* What is being asked:
Edit the entries below, changing every "info-label" to "info-caption" and leaving the rest of each line as it is.

Stored records

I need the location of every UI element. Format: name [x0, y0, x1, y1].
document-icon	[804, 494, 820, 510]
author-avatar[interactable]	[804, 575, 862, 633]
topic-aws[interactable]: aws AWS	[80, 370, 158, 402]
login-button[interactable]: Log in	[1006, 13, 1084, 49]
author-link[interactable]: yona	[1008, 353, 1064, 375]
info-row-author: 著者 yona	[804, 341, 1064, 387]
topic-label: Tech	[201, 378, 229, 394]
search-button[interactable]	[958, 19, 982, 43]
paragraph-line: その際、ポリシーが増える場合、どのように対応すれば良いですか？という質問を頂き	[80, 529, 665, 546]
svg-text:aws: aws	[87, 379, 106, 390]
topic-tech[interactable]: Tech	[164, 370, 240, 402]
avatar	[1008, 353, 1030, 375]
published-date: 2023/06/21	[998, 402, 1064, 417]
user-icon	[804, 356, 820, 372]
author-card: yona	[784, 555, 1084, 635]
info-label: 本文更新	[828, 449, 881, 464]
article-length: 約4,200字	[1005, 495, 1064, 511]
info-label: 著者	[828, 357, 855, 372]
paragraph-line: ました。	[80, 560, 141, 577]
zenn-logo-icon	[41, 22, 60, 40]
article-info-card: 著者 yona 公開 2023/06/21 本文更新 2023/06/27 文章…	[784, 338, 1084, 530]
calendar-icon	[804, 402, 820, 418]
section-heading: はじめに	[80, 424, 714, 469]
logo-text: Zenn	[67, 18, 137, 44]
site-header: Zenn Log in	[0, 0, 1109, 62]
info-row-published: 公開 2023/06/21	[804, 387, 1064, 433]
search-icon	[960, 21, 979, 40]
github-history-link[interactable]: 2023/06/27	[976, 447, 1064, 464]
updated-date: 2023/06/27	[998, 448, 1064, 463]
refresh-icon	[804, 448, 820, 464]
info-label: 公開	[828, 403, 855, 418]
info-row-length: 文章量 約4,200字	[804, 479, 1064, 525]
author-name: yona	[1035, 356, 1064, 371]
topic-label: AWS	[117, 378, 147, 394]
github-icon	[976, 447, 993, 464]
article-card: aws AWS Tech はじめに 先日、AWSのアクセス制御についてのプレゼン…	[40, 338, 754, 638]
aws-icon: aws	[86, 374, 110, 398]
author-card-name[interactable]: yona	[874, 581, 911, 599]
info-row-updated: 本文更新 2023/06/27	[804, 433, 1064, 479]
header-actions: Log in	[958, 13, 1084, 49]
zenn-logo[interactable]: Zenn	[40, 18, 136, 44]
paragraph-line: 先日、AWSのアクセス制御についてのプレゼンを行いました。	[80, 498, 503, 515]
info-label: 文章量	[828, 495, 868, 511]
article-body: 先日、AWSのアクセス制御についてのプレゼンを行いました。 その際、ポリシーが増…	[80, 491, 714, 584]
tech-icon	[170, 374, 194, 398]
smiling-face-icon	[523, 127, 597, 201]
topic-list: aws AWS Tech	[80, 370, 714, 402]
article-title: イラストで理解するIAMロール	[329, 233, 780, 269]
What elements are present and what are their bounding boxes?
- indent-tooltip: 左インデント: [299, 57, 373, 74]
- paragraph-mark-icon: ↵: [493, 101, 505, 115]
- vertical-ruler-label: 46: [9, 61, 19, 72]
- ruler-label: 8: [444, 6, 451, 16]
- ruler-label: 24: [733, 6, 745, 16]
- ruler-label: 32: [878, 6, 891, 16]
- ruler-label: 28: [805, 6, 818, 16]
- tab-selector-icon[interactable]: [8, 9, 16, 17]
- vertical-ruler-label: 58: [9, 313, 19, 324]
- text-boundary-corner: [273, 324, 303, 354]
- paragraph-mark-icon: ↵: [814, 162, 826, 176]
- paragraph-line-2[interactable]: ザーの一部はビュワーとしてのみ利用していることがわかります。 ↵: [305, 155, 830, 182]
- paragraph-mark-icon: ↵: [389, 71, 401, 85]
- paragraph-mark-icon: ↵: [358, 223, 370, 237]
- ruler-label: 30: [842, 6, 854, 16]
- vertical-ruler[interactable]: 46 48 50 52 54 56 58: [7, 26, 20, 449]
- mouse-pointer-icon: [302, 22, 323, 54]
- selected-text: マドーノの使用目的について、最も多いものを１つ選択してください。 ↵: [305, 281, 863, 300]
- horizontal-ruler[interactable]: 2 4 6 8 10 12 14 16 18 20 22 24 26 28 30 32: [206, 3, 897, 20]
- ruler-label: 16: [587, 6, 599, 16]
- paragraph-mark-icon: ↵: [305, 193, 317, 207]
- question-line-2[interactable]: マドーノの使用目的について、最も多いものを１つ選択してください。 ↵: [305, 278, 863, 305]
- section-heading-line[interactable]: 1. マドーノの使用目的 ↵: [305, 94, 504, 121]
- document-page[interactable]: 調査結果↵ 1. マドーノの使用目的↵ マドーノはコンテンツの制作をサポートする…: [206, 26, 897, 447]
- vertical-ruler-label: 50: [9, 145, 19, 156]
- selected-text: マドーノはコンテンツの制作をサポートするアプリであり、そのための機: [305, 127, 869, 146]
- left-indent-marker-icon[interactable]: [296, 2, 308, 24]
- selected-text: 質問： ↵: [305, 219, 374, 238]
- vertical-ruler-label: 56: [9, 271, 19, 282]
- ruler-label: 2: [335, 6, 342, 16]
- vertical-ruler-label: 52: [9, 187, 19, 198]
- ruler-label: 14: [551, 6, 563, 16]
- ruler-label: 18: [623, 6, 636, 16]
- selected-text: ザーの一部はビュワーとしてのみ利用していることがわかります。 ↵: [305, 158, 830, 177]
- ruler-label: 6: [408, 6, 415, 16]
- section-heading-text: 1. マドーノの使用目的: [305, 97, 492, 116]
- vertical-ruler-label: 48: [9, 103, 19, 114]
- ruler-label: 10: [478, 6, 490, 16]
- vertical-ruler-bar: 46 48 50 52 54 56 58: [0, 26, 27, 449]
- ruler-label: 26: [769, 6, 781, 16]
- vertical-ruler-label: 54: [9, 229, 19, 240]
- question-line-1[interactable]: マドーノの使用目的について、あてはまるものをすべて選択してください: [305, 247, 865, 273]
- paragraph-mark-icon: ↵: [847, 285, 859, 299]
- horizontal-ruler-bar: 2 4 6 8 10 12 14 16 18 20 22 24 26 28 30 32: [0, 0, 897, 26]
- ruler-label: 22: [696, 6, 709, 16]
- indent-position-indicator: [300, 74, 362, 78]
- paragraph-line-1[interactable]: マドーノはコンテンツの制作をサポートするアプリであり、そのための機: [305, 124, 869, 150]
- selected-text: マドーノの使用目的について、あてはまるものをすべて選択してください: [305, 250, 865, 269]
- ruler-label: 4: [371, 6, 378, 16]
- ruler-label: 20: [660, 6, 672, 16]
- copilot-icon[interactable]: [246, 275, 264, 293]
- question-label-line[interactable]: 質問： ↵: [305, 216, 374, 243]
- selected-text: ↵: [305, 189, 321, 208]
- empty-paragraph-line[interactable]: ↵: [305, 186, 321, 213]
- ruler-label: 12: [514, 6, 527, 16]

* Solution to this problem:
I need the location of every UI element. Format: name [x0, y0, x1, y1].
document-icon	[804, 494, 820, 510]
author-avatar[interactable]	[804, 575, 862, 633]
topic-aws[interactable]: aws AWS	[80, 370, 158, 402]
login-button[interactable]: Log in	[1006, 13, 1084, 49]
author-link[interactable]: yona	[1008, 353, 1064, 375]
info-row-author: 著者 yona	[804, 341, 1064, 387]
topic-label: Tech	[201, 378, 229, 394]
search-button[interactable]	[958, 19, 982, 43]
paragraph-line: その際、ポリシーが増える場合、どのように対応すれば良いですか？という質問を頂き	[80, 529, 665, 546]
svg-text:aws: aws	[87, 379, 106, 390]
topic-tech[interactable]: Tech	[164, 370, 240, 402]
avatar	[1008, 353, 1030, 375]
published-date: 2023/06/21	[998, 402, 1064, 417]
user-icon	[804, 356, 820, 372]
author-card: yona	[784, 555, 1084, 635]
info-caption: 本文更新	[828, 449, 881, 464]
article-length: 約4,200字	[1005, 495, 1064, 511]
info-caption: 著者	[828, 357, 855, 372]
paragraph-line: ました。	[80, 560, 141, 577]
zenn-logo-icon	[41, 22, 60, 40]
article-info-card: 著者 yona 公開 2023/06/21 本文更新 2023/06/27 文章…	[784, 338, 1084, 530]
calendar-icon	[804, 402, 820, 418]
section-heading: はじめに	[80, 424, 714, 469]
logo-text: Zenn	[67, 18, 137, 44]
site-header: Zenn Log in	[0, 0, 1109, 62]
info-row-published: 公開 2023/06/21	[804, 387, 1064, 433]
search-icon	[960, 21, 979, 40]
github-history-link[interactable]: 2023/06/27	[976, 447, 1064, 464]
updated-date: 2023/06/27	[998, 448, 1064, 463]
refresh-icon	[804, 448, 820, 464]
info-caption: 公開	[828, 403, 855, 418]
info-row-length: 文章量 約4,200字	[804, 479, 1064, 525]
author-name: yona	[1035, 356, 1064, 371]
topic-label: AWS	[117, 378, 147, 394]
github-icon	[976, 447, 993, 464]
article-card: aws AWS Tech はじめに 先日、AWSのアクセス制御についてのプレゼン…	[40, 338, 754, 638]
aws-icon: aws	[86, 374, 110, 398]
author-card-name[interactable]: yona	[874, 581, 911, 599]
info-row-updated: 本文更新 2023/06/27	[804, 433, 1064, 479]
header-actions: Log in	[958, 13, 1084, 49]
zenn-logo[interactable]: Zenn	[40, 18, 136, 44]
paragraph-line: 先日、AWSのアクセス制御についてのプレゼンを行いました。	[80, 498, 503, 515]
info-caption: 文章量	[828, 495, 868, 511]
article-body: 先日、AWSのアクセス制御についてのプレゼンを行いました。 その際、ポリシーが増…	[80, 491, 714, 584]
tech-icon	[170, 374, 194, 398]
smiling-face-icon	[523, 127, 597, 201]
topic-list: aws AWS Tech	[80, 370, 714, 402]
article-title: イラストで理解するIAMロール	[329, 233, 780, 269]
What elements are present and what are their bounding boxes?
- indent-tooltip: 左インデント: [299, 57, 373, 74]
- paragraph-mark-icon: ↵: [493, 101, 505, 115]
- vertical-ruler-label: 46: [9, 61, 19, 72]
- ruler-label: 8: [444, 6, 451, 16]
- ruler-label: 24: [733, 6, 745, 16]
- ruler-label: 32: [878, 6, 891, 16]
- ruler-label: 28: [805, 6, 818, 16]
- tab-selector-icon[interactable]: [8, 9, 16, 17]
- vertical-ruler-label: 58: [9, 313, 19, 324]
- text-boundary-corner: [273, 324, 303, 354]
- paragraph-mark-icon: ↵: [814, 162, 826, 176]
- paragraph-line-2[interactable]: ザーの一部はビュワーとしてのみ利用していることがわかります。 ↵: [305, 155, 830, 182]
- paragraph-mark-icon: ↵: [389, 71, 401, 85]
- paragraph-mark-icon: ↵: [358, 223, 370, 237]
- ruler-label: 30: [842, 6, 854, 16]
- vertical-ruler[interactable]: 46 48 50 52 54 56 58: [7, 26, 20, 449]
- mouse-pointer-icon: [302, 22, 323, 54]
- selected-text: マドーノの使用目的について、最も多いものを１つ選択してください。 ↵: [305, 281, 863, 300]
- horizontal-ruler[interactable]: 2 4 6 8 10 12 14 16 18 20 22 24 26 28 30 32: [206, 3, 897, 20]
- ruler-label: 16: [587, 6, 599, 16]
- paragraph-mark-icon: ↵: [305, 193, 317, 207]
- question-line-2[interactable]: マドーノの使用目的について、最も多いものを１つ選択してください。 ↵: [305, 278, 863, 305]
- section-heading-line[interactable]: 1. マドーノの使用目的 ↵: [305, 94, 504, 121]
- document-page[interactable]: 調査結果↵ 1. マドーノの使用目的↵ マドーノはコンテンツの制作をサポートする…: [206, 26, 897, 447]
- vertical-ruler-label: 50: [9, 145, 19, 156]
- selected-text: マドーノはコンテンツの制作をサポートするアプリであり、そのための機: [305, 127, 869, 146]
- left-indent-marker-icon[interactable]: [296, 2, 308, 24]
- selected-text: 質問： ↵: [305, 219, 374, 238]
- vertical-ruler-label: 56: [9, 271, 19, 282]
- ruler-label: 2: [335, 6, 342, 16]
- vertical-ruler-label: 52: [9, 187, 19, 198]
- ruler-label: 14: [551, 6, 563, 16]
- ruler-label: 18: [623, 6, 636, 16]
- selected-text: ザーの一部はビュワーとしてのみ利用していることがわかります。 ↵: [305, 158, 830, 177]
- ruler-label: 6: [408, 6, 415, 16]
- section-heading-text: 1. マドーノの使用目的: [305, 97, 492, 116]
- vertical-ruler-label: 48: [9, 103, 19, 114]
- ruler-label: 10: [478, 6, 490, 16]
- vertical-ruler-bar: 46 48 50 52 54 56 58: [0, 26, 27, 449]
- ruler-label: 26: [769, 6, 781, 16]
- vertical-ruler-label: 54: [9, 229, 19, 240]
- question-line-1[interactable]: マドーノの使用目的について、あてはまるものをすべて選択してください: [305, 247, 865, 273]
- paragraph-mark-icon: ↵: [847, 285, 859, 299]
- horizontal-ruler-bar: 2 4 6 8 10 12 14 16 18 20 22 24 26 28 30 32: [0, 0, 897, 26]
- ruler-label: 22: [696, 6, 709, 16]
- indent-position-indicator: [300, 74, 362, 78]
- paragraph-line-1[interactable]: マドーノはコンテンツの制作をサポートするアプリであり、そのための機: [305, 124, 869, 150]
- selected-text: マドーノの使用目的について、あてはまるものをすべて選択してください: [305, 250, 865, 269]
- ruler-label: 4: [371, 6, 378, 16]
- ruler-label: 20: [660, 6, 672, 16]
- copilot-icon[interactable]: [246, 275, 264, 293]
- question-label-line[interactable]: 質問： ↵: [305, 216, 374, 243]
- selected-text: ↵: [305, 189, 321, 208]
- empty-paragraph-line[interactable]: ↵: [305, 186, 321, 213]
- ruler-label: 12: [514, 6, 527, 16]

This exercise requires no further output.